# TO DO:
Copy each line below exactly and leave the pictures out.

---------- DATA SHOWN ----------

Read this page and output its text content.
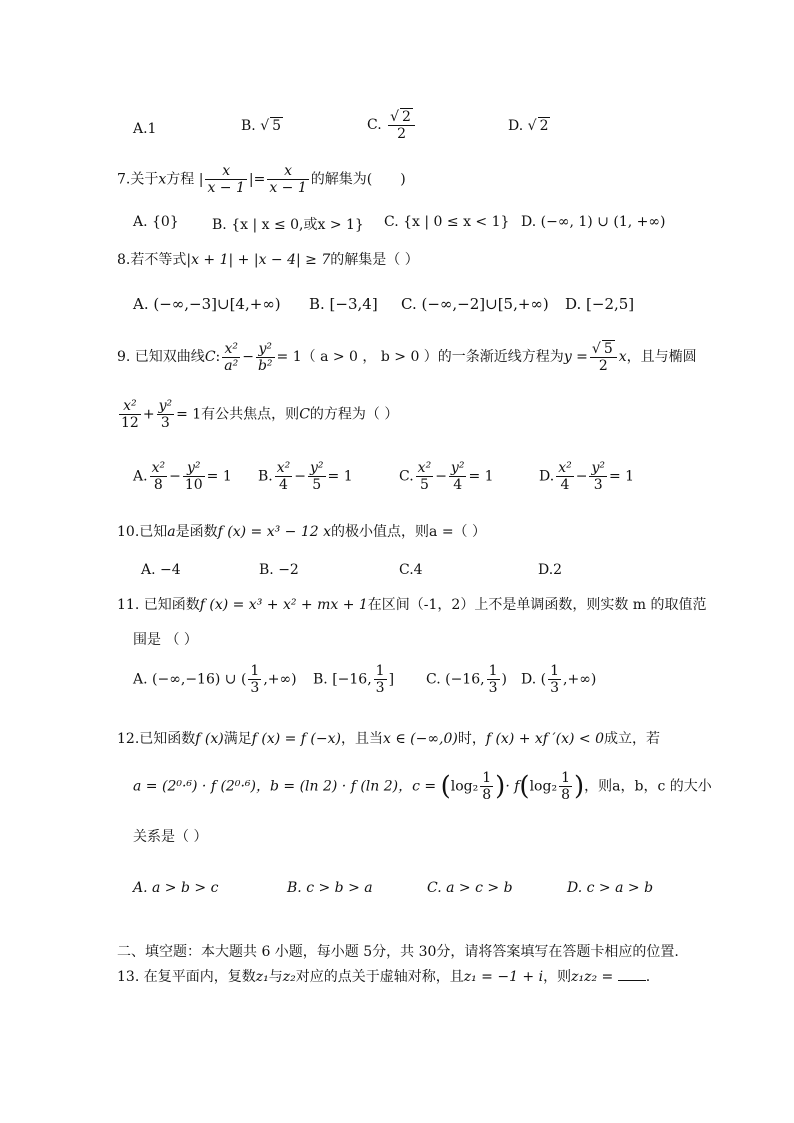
A.1	B. √ 5	C. $\frac{√ 2}{2}$	D. √ 2
7.关于x方程 | $\frac{x}{x - 1}$ |= $\frac{x}{x - 1}$ 的解集为(　　)
A. {0} B. {x | x ≤ 0,或x > 1} C. {x | 0 ≤ x < 1} D. (−∞, 1) ∪ (1, +∞)
8.若不等式|x + 1| + |x − 4| ≥ 7的解集是（ ）
A. (−∞,−3]∪[4,+∞) B. [−3,4] C. (−∞,−2]∪[5,+∞) D. [−2,5]
9. 已知双曲线C: $\frac{\text{x²}}{\text{a²}} - \frac{\text{y²}}{\text{b²}} = 1$（ a > 0 ， b > 0 ）的一条渐近线方程为$y = \frac{√ 5}{2}$ x，且与椭圆
$\frac{\text{x²}}{12} + \frac{\text{y²}}{3} = 1$有公共焦点，则C的方程为（ ）
A. $\frac{\text{x²}}{8} - \frac{\text{y²}}{10} = 1$ B. $\frac{\text{x²}}{4} - \frac{\text{y²}}{5} = 1$	C. $\frac{\text{x²}}{5} - \frac{\text{y²}}{4} = 1$	D. $\frac{\text{x²}}{4} - \frac{\text{y²}}{3} = 1$
10.已知a是函数f (x) = x³ − 12 x的极小值点，则a =（ ）
A. −4	B. −2	C.4	D.2
11. 已知函数f (x) = x³ + x² + mx + 1在区间（-1，2）上不是单调函数，则实数 m 的取值范
围是 （ ）
A. (−∞,−16) ∪ ( $\frac{1}{3}$ ,+∞) B. [−16, $\frac{1}{3}$ ] C. (−16, $\frac{1}{3}$ ) D. ( $\frac{1}{3}$ ,+∞)
12.已知函数f (x)满足f (x) = f (−x)，且当x ∈ (−∞,0)时，f (x) + xf ′(x) < 0成立，若
a = (2⁰·⁶) · f (2⁰·⁶)，b = (ln 2) · f (ln 2)，$c = (\log_2 \frac{1}{8}$ )· $f(\log_2 \frac{1}{8}$ )，则a，b，c 的大小
关系是（ ）
A. a > b > c	B. c > b > a	C. a > c > b	D. c > a > b
二、填空题：本大题共 6 小题，每小题 5分，共 30分，请将答案填写在答题卡相应的位置.
13. 在复平面内，复数z₁与z₂对应的点关于虚轴对称，且z₁ = −1 + i，则z₁z₂ = .
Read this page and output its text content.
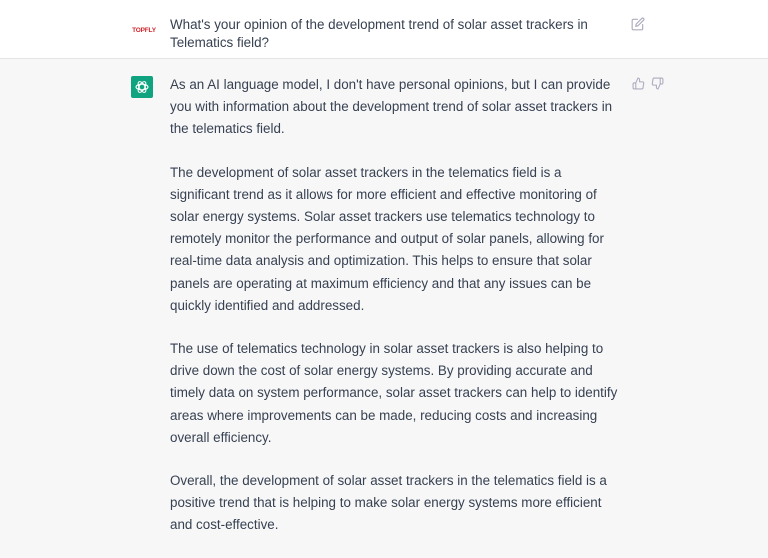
TOPFLY What's your opinion of the development trend of solar asset trackers in Telematics field?

As an AI language model, I don't have personal opinions, but I can provide you with information about the development trend of solar asset trackers in the telematics field.

The development of solar asset trackers in the telematics field is a significant trend as it allows for more efficient and effective monitoring of solar energy systems. Solar asset trackers use telematics technology to remotely monitor the performance and output of solar panels, allowing for real-time data analysis and optimization. This helps to ensure that solar panels are operating at maximum efficiency and that any issues can be quickly identified and addressed.

The use of telematics technology in solar asset trackers is also helping to drive down the cost of solar energy systems. By providing accurate and timely data on system performance, solar asset trackers can help to identify areas where improvements can be made, reducing costs and increasing overall efficiency.

Overall, the development of solar asset trackers in the telematics field is a positive trend that is helping to make solar energy systems more efficient and cost-effective.
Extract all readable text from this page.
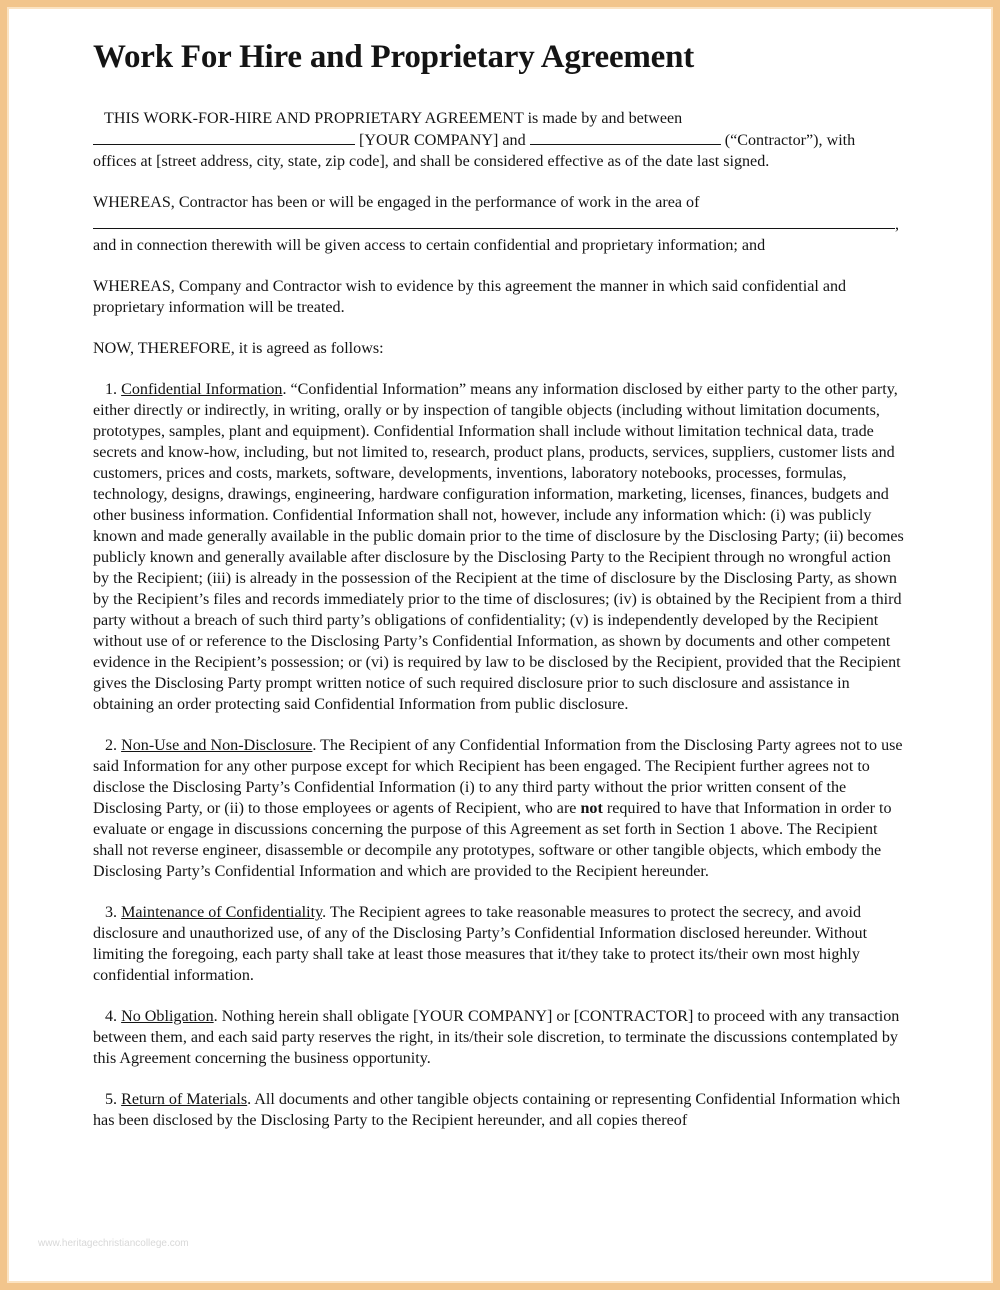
Work For Hire and Proprietary Agreement

THIS WORK-FOR-HIRE AND PROPRIETARY AGREEMENT is made by and between
[YOUR COMPANY] and	(“Contractor”), with
offices at [street address, city, state, zip code], and shall be considered effective as of the date last signed.

WHEREAS, Contractor has been or will be engaged in the performance of work in the area of
,
and in connection therewith will be given access to certain confidential and proprietary information; and

WHEREAS, Company and Contractor wish to evidence by this agreement the manner in which said confidential and proprietary information will be treated.

NOW, THEREFORE, it is agreed as follows:

1. Confidential Information. “Confidential Information” means any information disclosed by either party to the other party, either directly or indirectly, in writing, orally or by inspection of tangible objects (including without limitation documents, prototypes, samples, plant and equipment). Confidential Information shall include without limitation technical data, trade secrets and know-how, including, but not limited to, research, product plans, products, services, suppliers, customer lists and customers, prices and costs, markets, software, developments, inventions, laboratory notebooks, processes, formulas, technology, designs, drawings, engineering, hardware configuration information, marketing, licenses, finances, budgets and other business information. Confidential Information shall not, however, include any information which: (i) was publicly known and made generally available in the public domain prior to the time of disclosure by the Disclosing Party; (ii) becomes publicly known and generally available after disclosure by the Disclosing Party to the Recipient through no wrongful action by the Recipient; (iii) is already in the possession of the Recipient at the time of disclosure by the Disclosing Party, as shown by the Recipient’s files and records immediately prior to the time of disclosures; (iv) is obtained by the Recipient from a third party without a breach of such third party’s obligations of confidentiality; (v) is independently developed by the Recipient without use of or reference to the Disclosing Party’s Confidential Information, as shown by documents and other competent evidence in the Recipient’s possession; or (vi) is required by law to be disclosed by the Recipient, provided that the Recipient gives the Disclosing Party prompt written notice of such required disclosure prior to such disclosure and assistance in obtaining an order protecting said Confidential Information from public disclosure.

2. Non-Use and Non-Disclosure. The Recipient of any Confidential Information from the Disclosing Party agrees not to use said Information for any other purpose except for which Recipient has been engaged. The Recipient further agrees not to disclose the Disclosing Party’s Confidential Information (i) to any third party without the prior written consent of the Disclosing Party, or (ii) to those employees or agents of Recipient, who are not required to have that Information in order to evaluate or engage in discussions concerning the purpose of this Agreement as set forth in Section 1 above. The Recipient shall not reverse engineer, disassemble or decompile any prototypes, software or other tangible objects, which embody the Disclosing Party’s Confidential Information and which are provided to the Recipient hereunder.

3. Maintenance of Confidentiality. The Recipient agrees to take reasonable measures to protect the secrecy, and avoid disclosure and unauthorized use, of any of the Disclosing Party’s Confidential Information disclosed hereunder. Without limiting the foregoing, each party shall take at least those measures that it/they take to protect its/their own most highly confidential information.

4. No Obligation. Nothing herein shall obligate [YOUR COMPANY] or [CONTRACTOR] to proceed with any transaction between them, and each said party reserves the right, in its/their sole discretion, to terminate the discussions contemplated by this Agreement concerning the business opportunity.

5. Return of Materials. All documents and other tangible objects containing or representing Confidential Information which has been disclosed by the Disclosing Party to the Recipient hereunder, and all copies thereof

www.heritagechristiancollege.com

----------

# EXPECTED OUTPUT:
Read this page and output its text content.
A.1	B. √ 5	C. $\frac{√ 2}{2}$	D. √ 2
7.关于x方程 | $\frac{x}{x - 1}$ |= $\frac{x}{x - 1}$ 的解集为(　　)
A. {0} B. {x | x ≤ 0,或x > 1} C. {x | 0 ≤ x < 1} D. (−∞, 1) ∪ (1, +∞)
8.若不等式|x + 1| + |x − 4| ≥ 7的解集是（ ）
A. (−∞,−3]∪[4,+∞) B. [−3,4] C. (−∞,−2]∪[5,+∞) D. [−2,5]
9. 已知双曲线C: $\frac{\text{x²}}{\text{a²}} - \frac{\text{y²}}{\text{b²}} = 1$（ a > 0 ， b > 0 ）的一条渐近线方程为$y = \frac{√ 5}{2}$ x，且与椭圆
$\frac{\text{x²}}{12} + \frac{\text{y²}}{3} = 1$有公共焦点，则C的方程为（ ）
A. $\frac{\text{x²}}{8} - \frac{\text{y²}}{10} = 1$ B. $\frac{\text{x²}}{4} - \frac{\text{y²}}{5} = 1$	C. $\frac{\text{x²}}{5} - \frac{\text{y²}}{4} = 1$	D. $\frac{\text{x²}}{4} - \frac{\text{y²}}{3} = 1$
10.已知a是函数f (x) = x³ − 12 x的极小值点，则a =（ ）
A. −4	B. −2	C.4	D.2
11. 已知函数f (x) = x³ + x² + mx + 1在区间（-1，2）上不是单调函数，则实数 m 的取值范
围是 （ ）
A. (−∞,−16) ∪ ( $\frac{1}{3}$ ,+∞) B. [−16, $\frac{1}{3}$ ] C. (−16, $\frac{1}{3}$ ) D. ( $\frac{1}{3}$ ,+∞)
12.已知函数f (x)满足f (x) = f (−x)，且当x ∈ (−∞,0)时，f (x) + xf ′(x) < 0成立，若
a = (2⁰·⁶) · f (2⁰·⁶)，b = (ln 2) · f (ln 2)，$c = (\log_2 \frac{1}{8}$ )· $f(\log_2 \frac{1}{8}$ )，则a，b，c 的大小
关系是（ ）
A. a > b > c	B. c > b > a	C. a > c > b	D. c > a > b
二、填空题：本大题共 6 小题，每小题 5分，共 30分，请将答案填写在答题卡相应的位置.
13. 在复平面内，复数z₁与z₂对应的点关于虚轴对称，且z₁ = −1 + i，则z₁z₂ = .
Read this page and output its text content.
TOPFLY What's your opinion of the development trend of solar asset trackers in Telematics field?

As an AI language model, I don't have personal opinions, but I can provide you with information about the development trend of solar asset trackers in the telematics field.

The development of solar asset trackers in the telematics field is a significant trend as it allows for more efficient and effective monitoring of solar energy systems. Solar asset trackers use telematics technology to remotely monitor the performance and output of solar panels, allowing for real-time data analysis and optimization. This helps to ensure that solar panels are operating at maximum efficiency and that any issues can be quickly identified and addressed.

The use of telematics technology in solar asset trackers is also helping to drive down the cost of solar energy systems. By providing accurate and timely data on system performance, solar asset trackers can help to identify areas where improvements can be made, reducing costs and increasing overall efficiency.

Overall, the development of solar asset trackers in the telematics field is a positive trend that is helping to make solar energy systems more efficient and cost-effective.
Extract all readable text from this page.
Work For Hire and Proprietary Agreement

THIS WORK-FOR-HIRE AND PROPRIETARY AGREEMENT is made by and between
[YOUR COMPANY] and	(“Contractor”), with
offices at [street address, city, state, zip code], and shall be considered effective as of the date last signed.

WHEREAS, Contractor has been or will be engaged in the performance of work in the area of
,
and in connection therewith will be given access to certain confidential and proprietary information; and

WHEREAS, Company and Contractor wish to evidence by this agreement the manner in which said confidential and proprietary information will be treated.

NOW, THEREFORE, it is agreed as follows:

1. Confidential Information. “Confidential Information” means any information disclosed by either party to the other party, either directly or indirectly, in writing, orally or by inspection of tangible objects (including without limitation documents, prototypes, samples, plant and equipment). Confidential Information shall include without limitation technical data, trade secrets and know-how, including, but not limited to, research, product plans, products, services, suppliers, customer lists and customers, prices and costs, markets, software, developments, inventions, laboratory notebooks, processes, formulas, technology, designs, drawings, engineering, hardware configuration information, marketing, licenses, finances, budgets and other business information. Confidential Information shall not, however, include any information which: (i) was publicly known and made generally available in the public domain prior to the time of disclosure by the Disclosing Party; (ii) becomes publicly known and generally available after disclosure by the Disclosing Party to the Recipient through no wrongful action by the Recipient; (iii) is already in the possession of the Recipient at the time of disclosure by the Disclosing Party, as shown by the Recipient’s files and records immediately prior to the time of disclosures; (iv) is obtained by the Recipient from a third party without a breach of such third party’s obligations of confidentiality; (v) is independently developed by the Recipient without use of or reference to the Disclosing Party’s Confidential Information, as shown by documents and other competent evidence in the Recipient’s possession; or (vi) is required by law to be disclosed by the Recipient, provided that the Recipient gives the Disclosing Party prompt written notice of such required disclosure prior to such disclosure and assistance in obtaining an order protecting said Confidential Information from public disclosure.

2. Non-Use and Non-Disclosure. The Recipient of any Confidential Information from the Disclosing Party agrees not to use said Information for any other purpose except for which Recipient has been engaged. The Recipient further agrees not to disclose the Disclosing Party’s Confidential Information (i) to any third party without the prior written consent of the Disclosing Party, or (ii) to those employees or agents of Recipient, who are not required to have that Information in order to evaluate or engage in discussions concerning the purpose of this Agreement as set forth in Section 1 above. The Recipient shall not reverse engineer, disassemble or decompile any prototypes, software or other tangible objects, which embody the Disclosing Party’s Confidential Information and which are provided to the Recipient hereunder.

3. Maintenance of Confidentiality. The Recipient agrees to take reasonable measures to protect the secrecy, and avoid disclosure and unauthorized use, of any of the Disclosing Party’s Confidential Information disclosed hereunder. Without limiting the foregoing, each party shall take at least those measures that it/they take to protect its/their own most highly confidential information.

4. No Obligation. Nothing herein shall obligate [YOUR COMPANY] or [CONTRACTOR] to proceed with any transaction between them, and each said party reserves the right, in its/their sole discretion, to terminate the discussions contemplated by this Agreement concerning the business opportunity.

5. Return of Materials. All documents and other tangible objects containing or representing Confidential Information which has been disclosed by the Disclosing Party to the Recipient hereunder, and all copies thereof

www.heritagechristiancollege.com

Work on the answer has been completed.